Directive ::
Copy, in full, each line of the material that holds the word "text".

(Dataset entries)
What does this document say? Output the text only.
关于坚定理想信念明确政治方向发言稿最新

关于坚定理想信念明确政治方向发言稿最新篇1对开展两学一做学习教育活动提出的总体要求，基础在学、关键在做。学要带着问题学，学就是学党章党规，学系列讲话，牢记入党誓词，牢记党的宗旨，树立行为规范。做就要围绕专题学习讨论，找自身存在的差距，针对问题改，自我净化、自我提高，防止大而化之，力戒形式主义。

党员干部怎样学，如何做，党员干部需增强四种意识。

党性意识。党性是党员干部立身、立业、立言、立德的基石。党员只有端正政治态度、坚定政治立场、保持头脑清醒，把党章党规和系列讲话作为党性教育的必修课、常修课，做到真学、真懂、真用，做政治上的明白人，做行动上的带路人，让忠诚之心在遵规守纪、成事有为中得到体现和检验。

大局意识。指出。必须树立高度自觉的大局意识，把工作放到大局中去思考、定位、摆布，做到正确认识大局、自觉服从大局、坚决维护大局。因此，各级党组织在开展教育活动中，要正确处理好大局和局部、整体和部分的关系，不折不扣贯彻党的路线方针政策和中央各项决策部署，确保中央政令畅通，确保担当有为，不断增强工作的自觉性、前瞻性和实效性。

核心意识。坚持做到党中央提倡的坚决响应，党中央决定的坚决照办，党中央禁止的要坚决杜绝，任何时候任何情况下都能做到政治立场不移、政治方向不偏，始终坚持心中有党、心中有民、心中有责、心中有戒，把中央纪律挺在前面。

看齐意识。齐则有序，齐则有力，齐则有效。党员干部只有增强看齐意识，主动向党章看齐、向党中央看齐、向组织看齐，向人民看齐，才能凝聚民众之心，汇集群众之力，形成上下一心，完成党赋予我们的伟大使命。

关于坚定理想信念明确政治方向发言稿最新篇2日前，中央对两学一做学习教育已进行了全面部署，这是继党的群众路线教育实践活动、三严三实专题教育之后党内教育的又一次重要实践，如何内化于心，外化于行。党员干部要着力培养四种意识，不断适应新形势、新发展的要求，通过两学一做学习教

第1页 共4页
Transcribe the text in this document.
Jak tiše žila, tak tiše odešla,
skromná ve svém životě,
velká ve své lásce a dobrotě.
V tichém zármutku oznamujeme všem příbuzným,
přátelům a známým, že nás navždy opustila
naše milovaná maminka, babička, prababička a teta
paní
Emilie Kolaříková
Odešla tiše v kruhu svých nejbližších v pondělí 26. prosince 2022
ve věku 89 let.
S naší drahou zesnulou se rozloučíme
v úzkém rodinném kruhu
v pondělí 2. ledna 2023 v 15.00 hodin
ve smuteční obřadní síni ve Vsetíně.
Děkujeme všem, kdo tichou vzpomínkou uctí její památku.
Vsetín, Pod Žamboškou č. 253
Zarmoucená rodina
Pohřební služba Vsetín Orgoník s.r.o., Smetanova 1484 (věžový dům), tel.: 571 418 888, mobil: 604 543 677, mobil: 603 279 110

Reply to the exercise ::
What does this document say? Output the text only.
Transcribe the text in this document.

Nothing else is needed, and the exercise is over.